PROBLEM DETAILS:
Pull out all lines from the listing below in which the word "непосредственных" appears.

GIVEN DATA:

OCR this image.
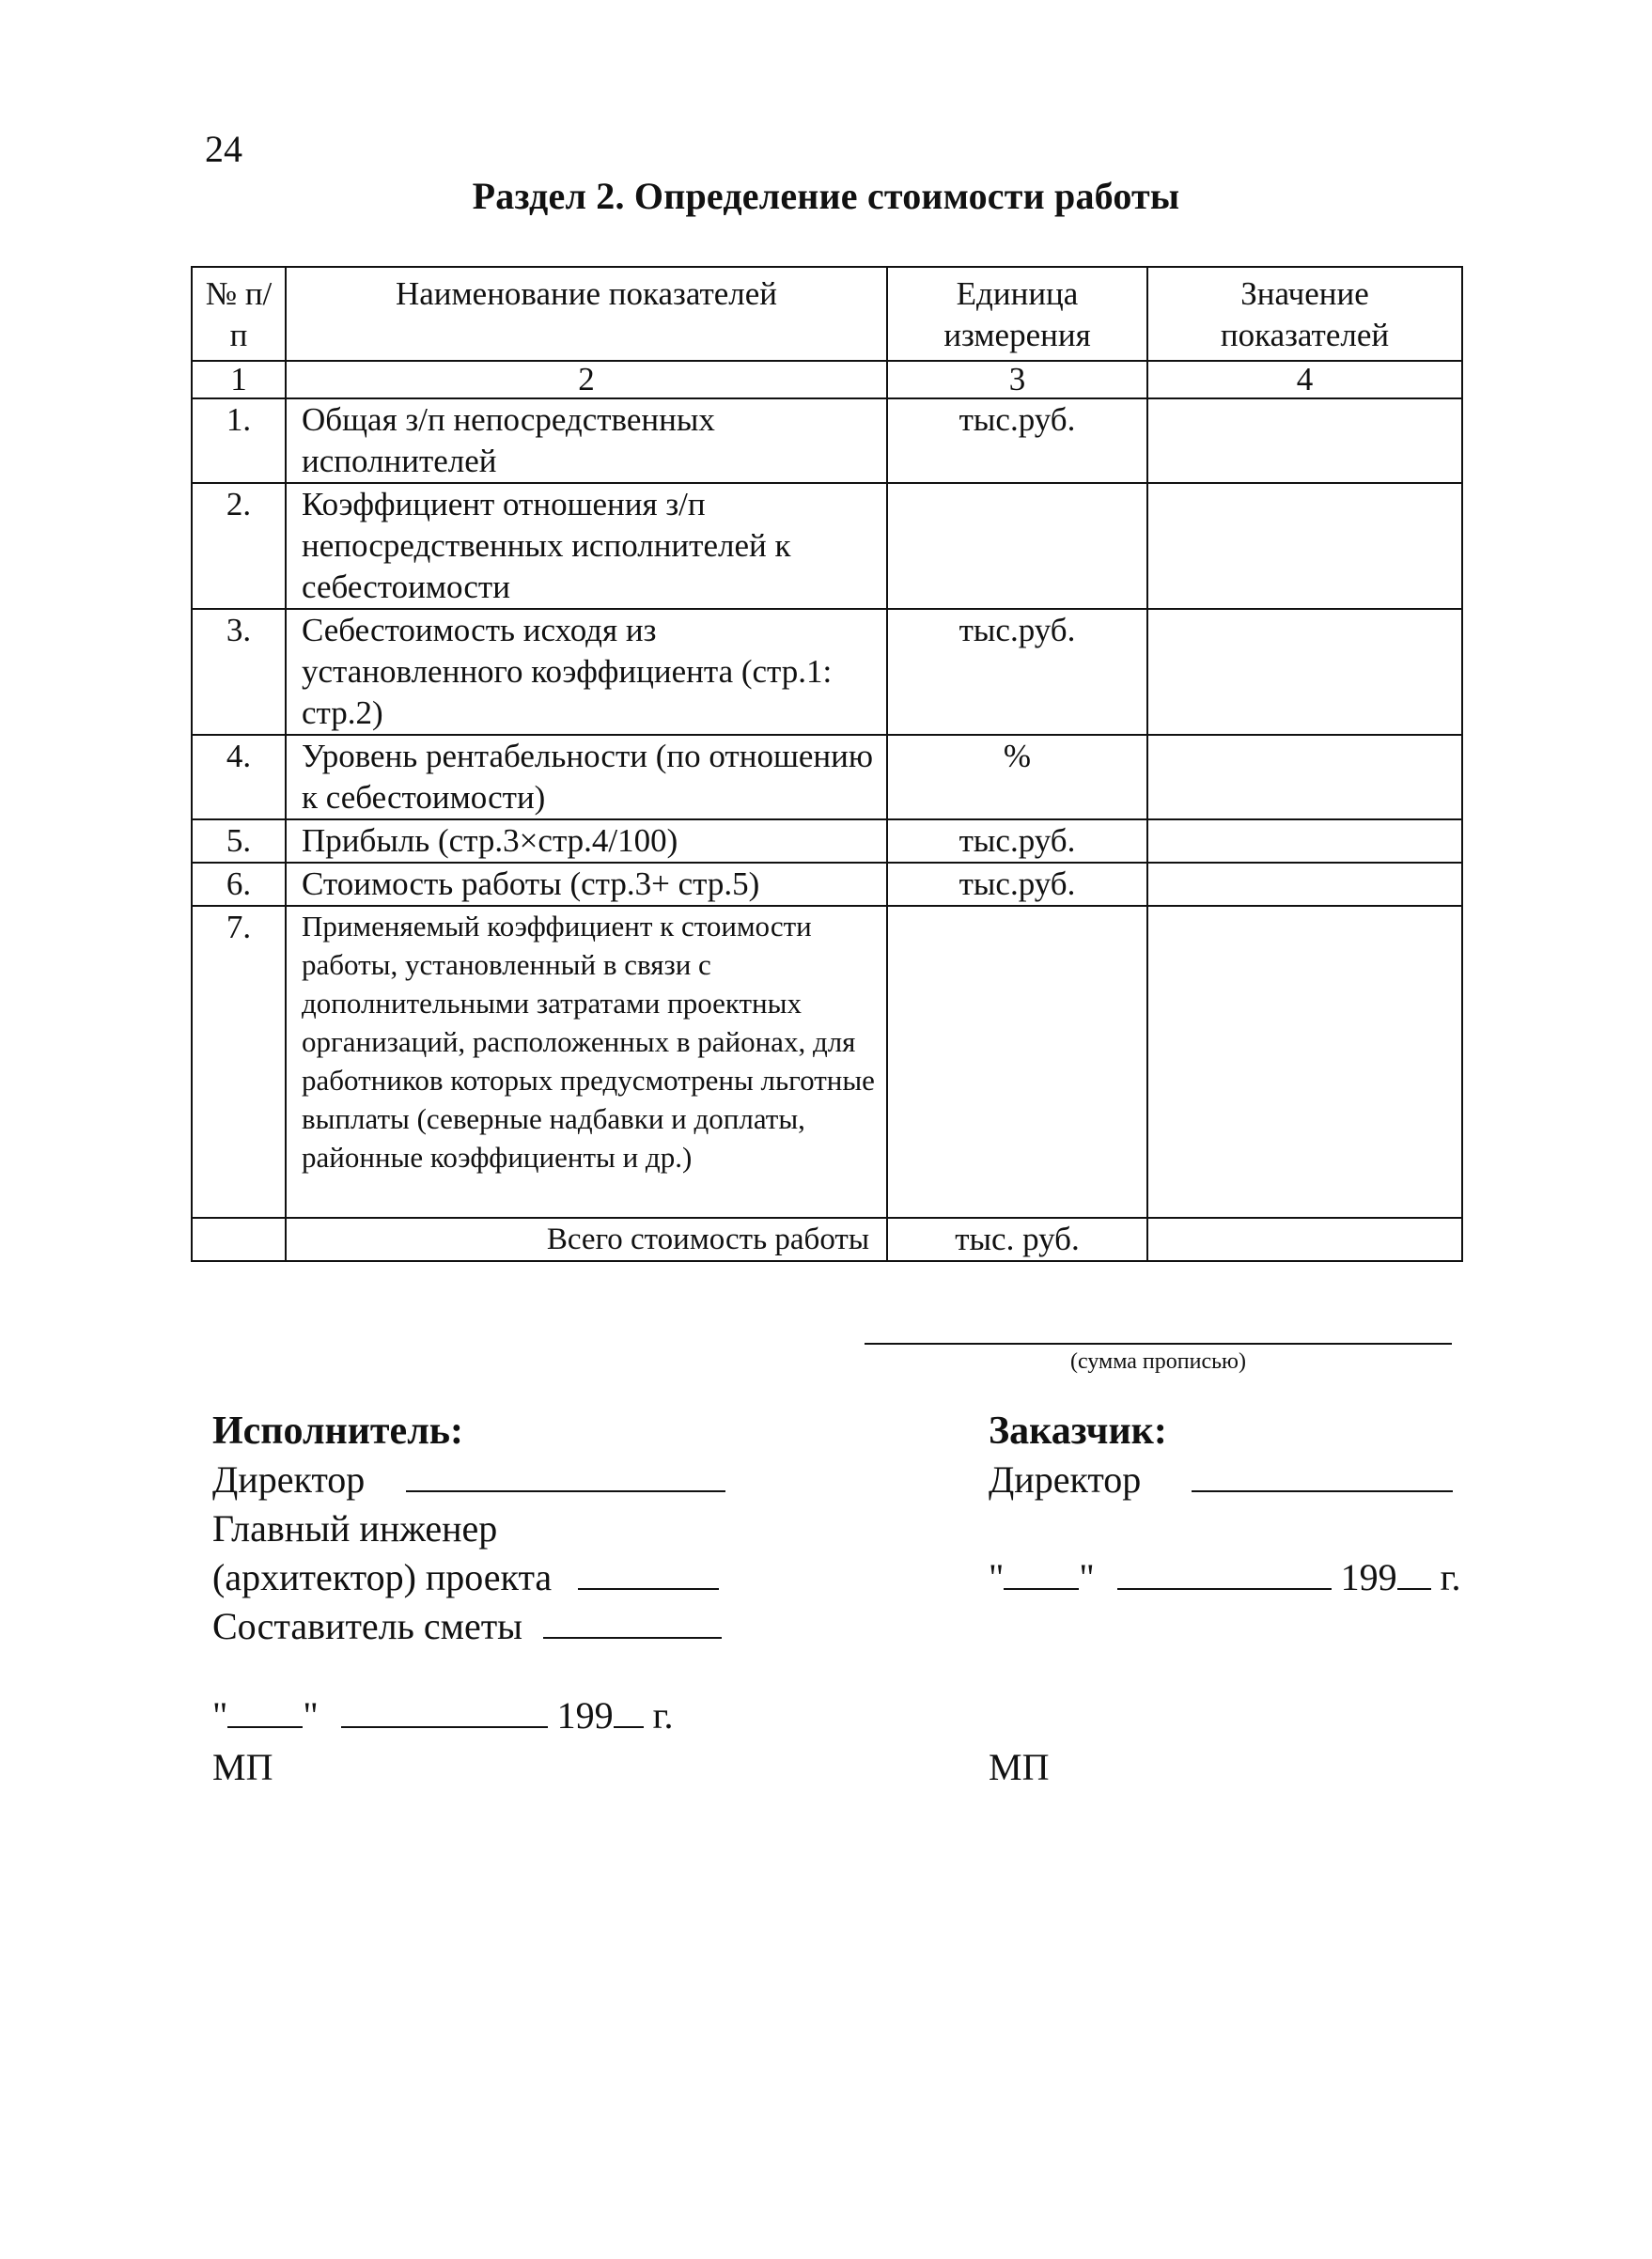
24
Раздел 2. Определение стоимости работы
№ п/п	Наименование показателей	Единица измерения	Значение показателей
1	2	3	4
1.	Общая з/п непосредственных исполнителей	тыс.руб.	
2.	Коэффициент отношения з/п непосредственных исполнителей к себестоимости		
3.	Себестоимость исходя из установленного коэффициента (стр.1: стр.2)	тыс.руб.	
4.	Уровень рентабельности (по отношению к себестоимости)	%	
5.	Прибыль (стр.3×стр.4/100)	тыс.руб.	
6.	Стоимость работы (стр.3+ стр.5)	тыс.руб.	
7.	Применяемый коэффициент к стоимости работы, установленный в связи с дополнительными затратами проектных организаций, расположенных в районах, для работников которых предусмотрены льготные выплаты (северные надбавки и доплаты, районные коэффициенты и др.)		
	Всего стоимость работы	тыс. руб.	
(сумма прописью)
Исполнитель:
Директор
Главный инженер
(архитектор) проекта
Составитель сметы
" "	199 г.
МП
Заказчик:
Директор
" "	199 г.
МП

CORRECT RESPONSE:
1.	Общая з/п непосредственных исполнителей	тыс.руб.	
2.	Коэффициент отношения з/п непосредственных исполнителей к себестоимости		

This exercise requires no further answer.